• Task objective:
Copy out every line of the items below, character for character, without changing anything.

# START OF Data

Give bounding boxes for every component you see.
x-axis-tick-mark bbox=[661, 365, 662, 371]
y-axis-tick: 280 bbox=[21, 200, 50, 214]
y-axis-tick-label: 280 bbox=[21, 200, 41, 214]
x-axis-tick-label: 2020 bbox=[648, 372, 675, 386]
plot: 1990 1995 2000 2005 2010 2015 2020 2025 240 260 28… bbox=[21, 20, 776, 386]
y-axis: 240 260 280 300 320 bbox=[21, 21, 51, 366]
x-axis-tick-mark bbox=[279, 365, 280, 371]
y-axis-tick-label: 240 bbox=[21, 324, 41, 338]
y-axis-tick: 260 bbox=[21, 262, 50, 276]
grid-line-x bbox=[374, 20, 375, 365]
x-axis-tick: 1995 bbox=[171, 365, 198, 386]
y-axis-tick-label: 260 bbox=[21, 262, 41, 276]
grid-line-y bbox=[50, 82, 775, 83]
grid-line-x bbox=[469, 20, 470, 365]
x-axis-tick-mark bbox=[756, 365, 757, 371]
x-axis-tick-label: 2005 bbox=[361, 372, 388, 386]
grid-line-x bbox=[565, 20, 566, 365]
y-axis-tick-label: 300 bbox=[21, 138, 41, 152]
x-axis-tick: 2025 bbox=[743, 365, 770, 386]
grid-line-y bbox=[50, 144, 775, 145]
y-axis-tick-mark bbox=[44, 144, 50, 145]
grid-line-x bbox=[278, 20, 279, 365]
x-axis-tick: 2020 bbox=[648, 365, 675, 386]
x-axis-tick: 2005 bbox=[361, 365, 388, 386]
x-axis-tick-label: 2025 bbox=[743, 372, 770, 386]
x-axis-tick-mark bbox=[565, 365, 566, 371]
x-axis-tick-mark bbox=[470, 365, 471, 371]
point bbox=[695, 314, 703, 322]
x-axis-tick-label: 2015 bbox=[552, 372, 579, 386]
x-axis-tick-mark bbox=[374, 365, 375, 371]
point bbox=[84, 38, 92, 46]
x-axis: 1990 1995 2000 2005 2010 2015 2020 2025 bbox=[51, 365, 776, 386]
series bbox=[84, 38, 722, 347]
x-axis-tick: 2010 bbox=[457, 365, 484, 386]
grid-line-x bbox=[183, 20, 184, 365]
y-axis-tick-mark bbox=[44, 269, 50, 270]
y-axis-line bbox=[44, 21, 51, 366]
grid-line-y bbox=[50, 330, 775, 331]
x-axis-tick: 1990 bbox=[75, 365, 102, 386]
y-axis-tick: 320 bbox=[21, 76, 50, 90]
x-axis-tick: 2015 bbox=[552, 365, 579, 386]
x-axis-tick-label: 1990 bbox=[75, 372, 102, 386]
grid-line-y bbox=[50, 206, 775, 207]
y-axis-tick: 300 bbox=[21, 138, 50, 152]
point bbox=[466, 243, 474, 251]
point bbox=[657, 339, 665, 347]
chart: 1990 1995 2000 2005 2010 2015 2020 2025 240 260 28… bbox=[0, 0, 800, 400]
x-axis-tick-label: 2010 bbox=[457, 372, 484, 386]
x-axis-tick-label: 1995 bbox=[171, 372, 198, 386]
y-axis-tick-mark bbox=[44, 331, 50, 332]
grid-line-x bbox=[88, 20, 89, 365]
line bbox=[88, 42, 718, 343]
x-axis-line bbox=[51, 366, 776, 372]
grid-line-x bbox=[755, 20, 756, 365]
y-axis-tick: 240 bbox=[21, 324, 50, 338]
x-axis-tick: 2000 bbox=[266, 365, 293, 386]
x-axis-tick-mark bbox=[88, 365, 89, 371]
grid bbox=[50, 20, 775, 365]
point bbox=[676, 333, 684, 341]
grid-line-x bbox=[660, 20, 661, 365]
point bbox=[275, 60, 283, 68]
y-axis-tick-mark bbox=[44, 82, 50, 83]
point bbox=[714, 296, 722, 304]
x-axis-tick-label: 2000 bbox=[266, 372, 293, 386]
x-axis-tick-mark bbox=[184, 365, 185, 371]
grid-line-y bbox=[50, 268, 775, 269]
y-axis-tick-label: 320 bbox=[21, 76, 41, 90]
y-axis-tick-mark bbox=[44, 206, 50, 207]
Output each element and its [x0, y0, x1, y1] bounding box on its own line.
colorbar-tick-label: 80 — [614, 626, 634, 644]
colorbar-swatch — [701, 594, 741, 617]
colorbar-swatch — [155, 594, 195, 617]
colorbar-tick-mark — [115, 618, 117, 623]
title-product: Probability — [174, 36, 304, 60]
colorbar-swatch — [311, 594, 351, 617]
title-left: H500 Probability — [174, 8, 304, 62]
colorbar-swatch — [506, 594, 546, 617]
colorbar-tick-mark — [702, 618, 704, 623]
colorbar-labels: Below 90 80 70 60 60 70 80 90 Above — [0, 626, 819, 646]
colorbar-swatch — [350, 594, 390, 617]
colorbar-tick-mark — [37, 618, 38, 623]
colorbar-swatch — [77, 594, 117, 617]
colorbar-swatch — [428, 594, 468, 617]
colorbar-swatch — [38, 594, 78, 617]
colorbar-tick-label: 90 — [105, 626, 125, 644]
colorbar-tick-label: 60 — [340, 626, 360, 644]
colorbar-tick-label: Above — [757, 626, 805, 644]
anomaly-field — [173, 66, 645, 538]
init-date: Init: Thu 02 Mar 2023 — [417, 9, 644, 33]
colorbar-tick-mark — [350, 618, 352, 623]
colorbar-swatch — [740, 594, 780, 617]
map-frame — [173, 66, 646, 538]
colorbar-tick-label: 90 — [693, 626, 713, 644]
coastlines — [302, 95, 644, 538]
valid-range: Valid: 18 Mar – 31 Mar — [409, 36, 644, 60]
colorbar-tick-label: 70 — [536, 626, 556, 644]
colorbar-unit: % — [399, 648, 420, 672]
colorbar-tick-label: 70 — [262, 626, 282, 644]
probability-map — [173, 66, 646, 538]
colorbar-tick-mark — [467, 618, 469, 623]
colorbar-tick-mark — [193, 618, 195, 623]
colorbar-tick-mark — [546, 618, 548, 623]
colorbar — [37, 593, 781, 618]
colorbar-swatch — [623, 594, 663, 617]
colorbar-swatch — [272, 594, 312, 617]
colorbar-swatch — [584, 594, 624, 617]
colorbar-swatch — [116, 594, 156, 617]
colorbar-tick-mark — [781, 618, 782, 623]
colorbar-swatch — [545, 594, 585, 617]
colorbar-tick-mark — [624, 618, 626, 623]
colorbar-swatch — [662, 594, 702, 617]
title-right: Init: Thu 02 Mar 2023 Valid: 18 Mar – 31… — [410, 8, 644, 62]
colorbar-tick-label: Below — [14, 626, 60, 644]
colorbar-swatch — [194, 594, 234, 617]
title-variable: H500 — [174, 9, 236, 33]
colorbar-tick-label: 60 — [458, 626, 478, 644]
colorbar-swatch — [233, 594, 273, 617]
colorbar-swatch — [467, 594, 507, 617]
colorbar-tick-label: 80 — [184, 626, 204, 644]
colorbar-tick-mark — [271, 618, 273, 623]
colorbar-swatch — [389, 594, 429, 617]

# END OF Data

• Expected answer:
Give bounding boxes for every component you see.
x-axis-tick-mark bbox=[661, 365, 662, 371]
y-axis-tick: 280 bbox=[21, 200, 50, 214]
y-axis-tick-label: 280 bbox=[21, 200, 41, 214]
x-axis-tick-label: 2020 bbox=[648, 372, 675, 386]
plot: 1990 1995 2000 2005 2010 2015 2020 2025 240 260 28… bbox=[21, 20, 776, 386]
y-axis: 240 260 280 300 320 bbox=[21, 21, 51, 366]
x-axis-tick-mark bbox=[279, 365, 280, 371]
y-axis-tick-label: 240 bbox=[21, 324, 41, 338]
y-axis-tick: 260 bbox=[21, 262, 50, 276]
grid-line-x bbox=[374, 20, 375, 365]
x-axis-tick: 1995 bbox=[171, 365, 198, 386]
y-axis-tick-label: 260 bbox=[21, 262, 41, 276]
grid-line-y bbox=[50, 82, 775, 83]
grid-line-x bbox=[469, 20, 470, 365]
x-axis-tick-mark bbox=[756, 365, 757, 371]
x-axis-tick-label: 2005 bbox=[361, 372, 388, 386]
grid-line-x bbox=[565, 20, 566, 365]
y-axis-tick-label: 300 bbox=[21, 138, 41, 152]
x-axis-tick: 2025 bbox=[743, 365, 770, 386]
grid-line-y bbox=[50, 144, 775, 145]
y-axis-tick-mark bbox=[44, 144, 50, 145]
grid-line-x bbox=[278, 20, 279, 365]
x-axis-tick: 2020 bbox=[648, 365, 675, 386]
x-axis-tick: 2005 bbox=[361, 365, 388, 386]
x-axis-tick-label: 2025 bbox=[743, 372, 770, 386]
x-axis-tick-mark bbox=[565, 365, 566, 371]
x-axis-tick-mark bbox=[470, 365, 471, 371]
point bbox=[695, 314, 703, 322]
x-axis-tick-label: 2015 bbox=[552, 372, 579, 386]
x-axis-tick-mark bbox=[374, 365, 375, 371]
point bbox=[84, 38, 92, 46]
x-axis: 1990 1995 2000 2005 2010 2015 2020 2025 bbox=[51, 365, 776, 386]
series bbox=[84, 38, 722, 347]
x-axis-tick: 2010 bbox=[457, 365, 484, 386]
grid-line-x bbox=[183, 20, 184, 365]
y-axis-tick-mark bbox=[44, 269, 50, 270]
y-axis-line bbox=[44, 21, 51, 366]
grid-line-y bbox=[50, 330, 775, 331]
x-axis-tick: 1990 bbox=[75, 365, 102, 386]
y-axis-tick: 320 bbox=[21, 76, 50, 90]
x-axis-tick: 2015 bbox=[552, 365, 579, 386]
x-axis-tick-label: 1990 bbox=[75, 372, 102, 386]
grid-line-y bbox=[50, 206, 775, 207]
y-axis-tick: 300 bbox=[21, 138, 50, 152]
point bbox=[466, 243, 474, 251]
point bbox=[657, 339, 665, 347]
chart: 1990 1995 2000 2005 2010 2015 2020 2025 240 260 28… bbox=[0, 0, 800, 400]
x-axis-tick-label: 2010 bbox=[457, 372, 484, 386]
x-axis-tick-label: 1995 bbox=[171, 372, 198, 386]
y-axis-tick-mark bbox=[44, 331, 50, 332]
grid-line-x bbox=[88, 20, 89, 365]
line bbox=[88, 42, 718, 343]
x-axis-line bbox=[51, 366, 776, 372]
grid-line-x bbox=[755, 20, 756, 365]
y-axis-tick: 240 bbox=[21, 324, 50, 338]
x-axis-tick: 2000 bbox=[266, 365, 293, 386]
x-axis-tick-mark bbox=[88, 365, 89, 371]
grid bbox=[50, 20, 775, 365]
point bbox=[676, 333, 684, 341]
grid-line-x bbox=[660, 20, 661, 365]
point bbox=[275, 60, 283, 68]
y-axis-tick-mark bbox=[44, 82, 50, 83]
point bbox=[714, 296, 722, 304]
x-axis-tick-label: 2000 bbox=[266, 372, 293, 386]
x-axis-tick-mark bbox=[184, 365, 185, 371]
grid-line-y bbox=[50, 268, 775, 269]
y-axis-tick-label: 320 bbox=[21, 76, 41, 90]
y-axis-tick-mark bbox=[44, 206, 50, 207]
Output each element and its [x0, y0, x1, y1] bounding box on its own line.
colorbar-tick-label: 80 — [614, 626, 634, 644]
colorbar-swatch — [701, 594, 741, 617]
colorbar-swatch — [155, 594, 195, 617]
colorbar-tick-mark — [115, 618, 117, 623]
title-product: Probability — [174, 36, 304, 60]
colorbar-swatch — [311, 594, 351, 617]
title-left: H500 Probability — [174, 8, 304, 62]
colorbar-swatch — [506, 594, 546, 617]
colorbar-tick-mark — [702, 618, 704, 623]
colorbar-labels: Below 90 80 70 60 60 70 80 90 Above — [0, 626, 819, 646]
colorbar-swatch — [350, 594, 390, 617]
colorbar-tick-mark — [37, 618, 38, 623]
colorbar-swatch — [77, 594, 117, 617]
colorbar-swatch — [428, 594, 468, 617]
colorbar-swatch — [38, 594, 78, 617]
colorbar-tick-label: 90 — [105, 626, 125, 644]
colorbar-tick-label: 60 — [340, 626, 360, 644]
colorbar-tick-label: Above — [757, 626, 805, 644]
anomaly-field — [173, 66, 645, 538]
init-date: Init: Thu 02 Mar 2023 — [417, 9, 644, 33]
colorbar-tick-mark — [350, 618, 352, 623]
colorbar-swatch — [740, 594, 780, 617]
map-frame — [173, 66, 646, 538]
colorbar-tick-label: 90 — [693, 626, 713, 644]
coastlines — [302, 95, 644, 538]
valid-range: Valid: 18 Mar – 31 Mar — [409, 36, 644, 60]
colorbar-tick-label: 70 — [536, 626, 556, 644]
colorbar-unit: % — [399, 648, 420, 672]
colorbar-tick-label: 70 — [262, 626, 282, 644]
probability-map — [173, 66, 646, 538]
colorbar-tick-mark — [467, 618, 469, 623]
colorbar-tick-mark — [193, 618, 195, 623]
colorbar-tick-mark — [546, 618, 548, 623]
colorbar — [37, 593, 781, 618]
colorbar-swatch — [623, 594, 663, 617]
colorbar-swatch — [272, 594, 312, 617]
colorbar-swatch — [584, 594, 624, 617]
colorbar-swatch — [116, 594, 156, 617]
colorbar-tick-mark — [781, 618, 782, 623]
colorbar-swatch — [545, 594, 585, 617]
colorbar-tick-mark — [624, 618, 626, 623]
colorbar-swatch — [662, 594, 702, 617]
title-right: Init: Thu 02 Mar 2023 Valid: 18 Mar – 31… — [410, 8, 644, 62]
colorbar-tick-label: Below — [14, 626, 60, 644]
colorbar-swatch — [194, 594, 234, 617]
title-variable: H500 — [174, 9, 236, 33]
colorbar-tick-label: 60 — [458, 626, 478, 644]
colorbar-swatch — [233, 594, 273, 617]
colorbar-swatch — [467, 594, 507, 617]
colorbar-tick-label: 80 — [184, 626, 204, 644]
colorbar-tick-mark — [271, 618, 273, 623]
colorbar-swatch — [389, 594, 429, 617]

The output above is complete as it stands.